[Element box listing]
☆ ☆ ☆ ☆ ☆ ☆ ☆
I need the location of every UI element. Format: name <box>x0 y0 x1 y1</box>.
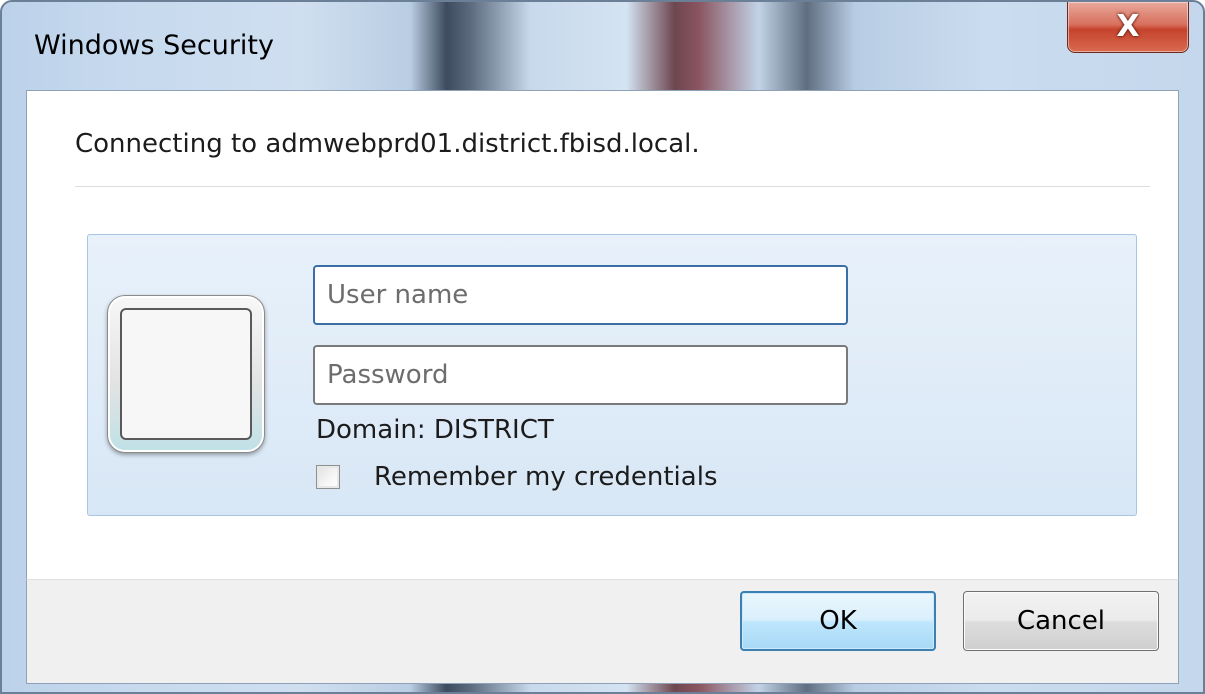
remember-credentials-checkbox[interactable] <box>316 465 340 489</box>
credential-panel: Domain: DISTRICT Remember my credentials <box>87 234 1137 516</box>
connecting-message: Connecting to admwebprd01.district.fbisd… <box>75 129 700 159</box>
close-icon: X <box>1116 9 1140 44</box>
domain-label: Domain: DISTRICT <box>316 415 554 445</box>
dialog-footer: OK Cancel <box>26 579 1179 684</box>
ok-button[interactable]: OK <box>740 591 936 651</box>
user-tile-icon <box>107 295 265 453</box>
remember-credentials-label[interactable]: Remember my credentials <box>374 462 717 492</box>
dialog-content: Connecting to admwebprd01.district.fbisd… <box>26 90 1179 580</box>
windows-security-dialog: Windows Security X Connecting to admwebp… <box>0 0 1205 694</box>
username-input[interactable] <box>313 265 848 325</box>
remember-credentials-row[interactable]: Remember my credentials <box>316 457 717 497</box>
cancel-button[interactable]: Cancel <box>963 591 1159 651</box>
user-tile-frame <box>120 308 252 440</box>
password-input[interactable] <box>313 345 848 405</box>
title-bar[interactable]: Windows Security X <box>2 2 1203 90</box>
divider <box>75 186 1150 187</box>
window-title: Windows Security <box>34 30 274 61</box>
close-button[interactable]: X <box>1067 2 1189 53</box>
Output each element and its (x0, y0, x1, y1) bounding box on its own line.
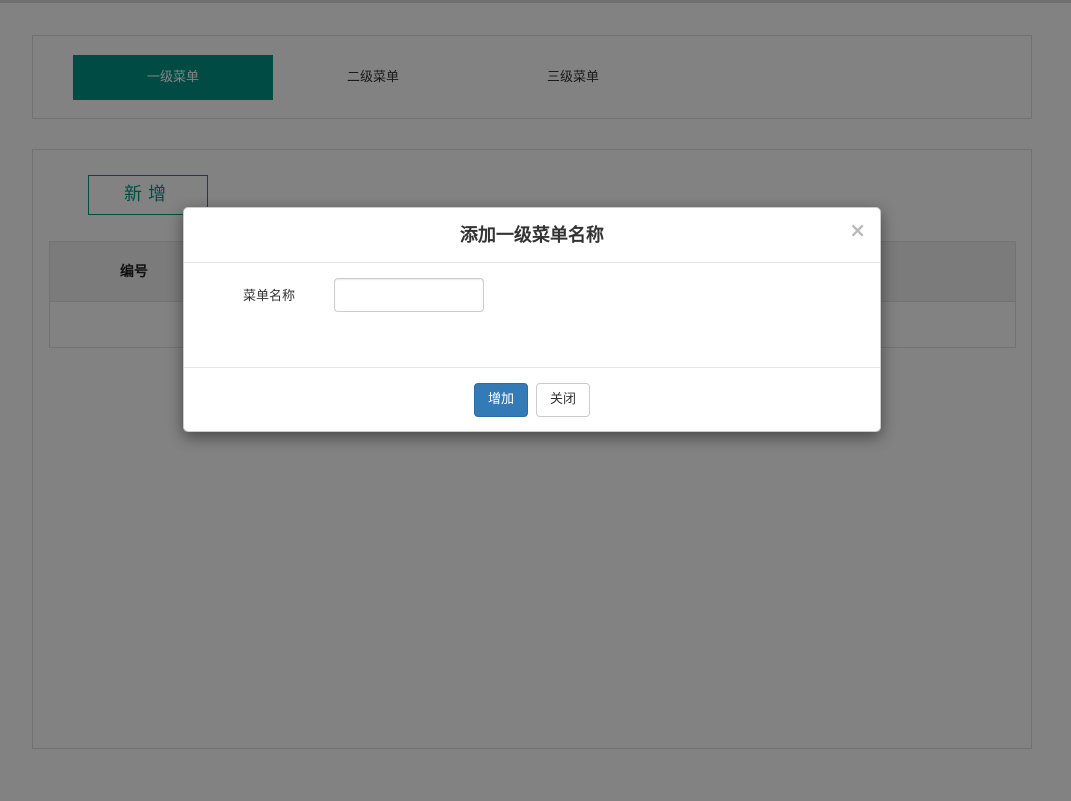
☆ ☆ ☆ ☆ ☆ ☆ ☆
** Problem statement **
Turn the lines of the listing above into a JSON list of strings, one string per line with blank lines left out. Start at the line containing "remember-credentials-checkbox[interactable] <box>316 465" and go through the line containing "divider <box>75 186 1150 187</box>", including both.

** Answer to the task **
[
  "remember-credentials-checkbox[interactable] <box>316 465 340 489</box>",
  "credential-panel: Domain: DISTRICT Remember my credentials <box>87 234 1137 516</box>",
  "connecting-message: Connecting to admwebprd01.district.fbisd… <box>75 129 700 159</box>",
  "close-icon: X <box>1116 9 1140 44</box>",
  "domain-label: Domain: DISTRICT <box>316 415 554 445</box>",
  "dialog-footer: OK Cancel <box>26 579 1179 684</box>",
  "ok-button[interactable]: OK <box>740 591 936 651</box>",
  "user-tile-icon <box>107 295 265 453</box>",
  "remember-credentials-label[interactable]: Remember my credentials <box>374 462 717 492</box>",
  "dialog-content: Connecting to admwebprd01.district.fbisd… <box>26 90 1179 580</box>",
  "windows-security-dialog: Windows Security X Connecting to admwebp… <box>0 0 1205 694</box>",
  "username-input[interactable] <box>313 265 848 325</box>",
  "remember-credentials-row[interactable]: Remember my credentials <box>316 457 717 497</box>",
  "cancel-button[interactable]: Cancel <box>963 591 1159 651</box>",
  "user-tile-frame <box>120 308 252 440</box>",
  "password-input[interactable] <box>313 345 848 405</box>",
  "title-bar[interactable]: Windows Security X <box>2 2 1203 90</box>",
  "divider <box>75 186 1150 187</box>"
]